A block of data
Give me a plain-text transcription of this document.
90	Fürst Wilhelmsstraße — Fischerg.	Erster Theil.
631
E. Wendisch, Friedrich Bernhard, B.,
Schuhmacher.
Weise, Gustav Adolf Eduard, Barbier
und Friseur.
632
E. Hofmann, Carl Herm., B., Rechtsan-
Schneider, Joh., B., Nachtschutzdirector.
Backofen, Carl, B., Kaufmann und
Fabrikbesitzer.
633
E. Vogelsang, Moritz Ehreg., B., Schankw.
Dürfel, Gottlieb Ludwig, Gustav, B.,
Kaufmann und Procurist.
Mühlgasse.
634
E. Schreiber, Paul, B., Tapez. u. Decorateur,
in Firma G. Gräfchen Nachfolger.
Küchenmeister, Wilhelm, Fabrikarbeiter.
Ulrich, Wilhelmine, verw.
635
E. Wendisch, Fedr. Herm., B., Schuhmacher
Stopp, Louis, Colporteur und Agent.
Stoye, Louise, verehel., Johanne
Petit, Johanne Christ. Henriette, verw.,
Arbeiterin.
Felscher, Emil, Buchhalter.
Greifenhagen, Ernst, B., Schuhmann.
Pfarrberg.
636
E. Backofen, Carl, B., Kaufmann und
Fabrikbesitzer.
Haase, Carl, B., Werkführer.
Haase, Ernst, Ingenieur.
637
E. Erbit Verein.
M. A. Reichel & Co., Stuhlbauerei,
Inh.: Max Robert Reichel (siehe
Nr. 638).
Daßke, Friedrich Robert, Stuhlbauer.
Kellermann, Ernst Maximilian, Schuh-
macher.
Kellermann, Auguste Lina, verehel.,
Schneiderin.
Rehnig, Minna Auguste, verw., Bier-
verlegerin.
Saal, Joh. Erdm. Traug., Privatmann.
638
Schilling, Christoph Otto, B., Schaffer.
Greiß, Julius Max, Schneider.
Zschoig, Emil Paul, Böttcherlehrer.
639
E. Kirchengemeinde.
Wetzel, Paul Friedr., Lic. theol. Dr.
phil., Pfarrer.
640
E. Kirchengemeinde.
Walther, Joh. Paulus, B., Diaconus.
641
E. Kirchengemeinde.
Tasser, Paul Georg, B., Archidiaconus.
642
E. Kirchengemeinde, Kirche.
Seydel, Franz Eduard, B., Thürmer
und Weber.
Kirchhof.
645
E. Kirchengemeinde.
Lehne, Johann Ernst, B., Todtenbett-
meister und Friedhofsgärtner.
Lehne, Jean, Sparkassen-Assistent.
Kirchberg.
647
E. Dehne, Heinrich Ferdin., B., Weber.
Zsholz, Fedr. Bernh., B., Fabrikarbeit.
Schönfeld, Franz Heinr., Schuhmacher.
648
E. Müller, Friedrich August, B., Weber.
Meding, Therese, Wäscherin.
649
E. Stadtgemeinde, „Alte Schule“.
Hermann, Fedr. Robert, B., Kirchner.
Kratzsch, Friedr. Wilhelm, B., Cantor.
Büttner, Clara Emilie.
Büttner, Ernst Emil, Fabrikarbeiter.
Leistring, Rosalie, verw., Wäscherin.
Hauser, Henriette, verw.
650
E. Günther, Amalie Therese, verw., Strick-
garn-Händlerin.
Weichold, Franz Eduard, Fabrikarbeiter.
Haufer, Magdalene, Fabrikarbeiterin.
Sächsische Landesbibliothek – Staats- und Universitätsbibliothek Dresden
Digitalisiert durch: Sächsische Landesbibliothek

● TASK TO CARRY OUT:
Above are some records; extract every one of them exactly.

● FINISHED EXERCISE:
Give me a plain-text transcription of this document.
90	Fürst Wilhelmsstraße — Fischerg.	Erster Theil.
631
E. Wendisch, Friedrich Bernhard, B.,
Schuhmacher.
Weise, Gustav Adolf Eduard, Barbier
und Friseur.
632
E. Hofmann, Carl Herm., B., Rechtsan-
Schneider, Joh., B., Nachtschutzdirector.
Backofen, Carl, B., Kaufmann und
Fabrikbesitzer.
633
E. Vogelsang, Moritz Ehreg., B., Schankw.
Dürfel, Gottlieb Ludwig, Gustav, B.,
Kaufmann und Procurist.
Mühlgasse.
634
E. Schreiber, Paul, B., Tapez. u. Decorateur,
in Firma G. Gräfchen Nachfolger.
Küchenmeister, Wilhelm, Fabrikarbeiter.
Ulrich, Wilhelmine, verw.
635
E. Wendisch, Fedr. Herm., B., Schuhmacher
Stopp, Louis, Colporteur und Agent.
Stoye, Louise, verehel., Johanne
Petit, Johanne Christ. Henriette, verw.,
Arbeiterin.
Felscher, Emil, Buchhalter.
Greifenhagen, Ernst, B., Schuhmann.
Pfarrberg.
636
E. Backofen, Carl, B., Kaufmann und
Fabrikbesitzer.
Haase, Carl, B., Werkführer.
Haase, Ernst, Ingenieur.
637
E. Erbit Verein.
M. A. Reichel & Co., Stuhlbauerei,
Inh.: Max Robert Reichel (siehe
Nr. 638).
Daßke, Friedrich Robert, Stuhlbauer.
Kellermann, Ernst Maximilian, Schuh-
macher.
Kellermann, Auguste Lina, verehel.,
Schneiderin.
Rehnig, Minna Auguste, verw., Bier-
verlegerin.
Saal, Joh. Erdm. Traug., Privatmann.
638
Schilling, Christoph Otto, B., Schaffer.
Greiß, Julius Max, Schneider.
Zschoig, Emil Paul, Böttcherlehrer.
639
E. Kirchengemeinde.
Wetzel, Paul Friedr., Lic. theol. Dr.
phil., Pfarrer.
640
E. Kirchengemeinde.
Walther, Joh. Paulus, B., Diaconus.
641
E. Kirchengemeinde.
Tasser, Paul Georg, B., Archidiaconus.
642
E. Kirchengemeinde, Kirche.
Seydel, Franz Eduard, B., Thürmer
und Weber.
Kirchhof.
645
E. Kirchengemeinde.
Lehne, Johann Ernst, B., Todtenbett-
meister und Friedhofsgärtner.
Lehne, Jean, Sparkassen-Assistent.
Kirchberg.
647
E. Dehne, Heinrich Ferdin., B., Weber.
Zsholz, Fedr. Bernh., B., Fabrikarbeit.
Schönfeld, Franz Heinr., Schuhmacher.
648
E. Müller, Friedrich August, B., Weber.
Meding, Therese, Wäscherin.
649
E. Stadtgemeinde, „Alte Schule“.
Hermann, Fedr. Robert, B., Kirchner.
Kratzsch, Friedr. Wilhelm, B., Cantor.
Büttner, Clara Emilie.
Büttner, Ernst Emil, Fabrikarbeiter.
Leistring, Rosalie, verw., Wäscherin.
Hauser, Henriette, verw.
650
E. Günther, Amalie Therese, verw., Strick-
garn-Händlerin.
Weichold, Franz Eduard, Fabrikarbeiter.
Haufer, Magdalene, Fabrikarbeiterin.
Sächsische Landesbibliothek – Staats- und Universitätsbibliothek Dresden
Digitalisiert durch: Sächsische Landesbibliothek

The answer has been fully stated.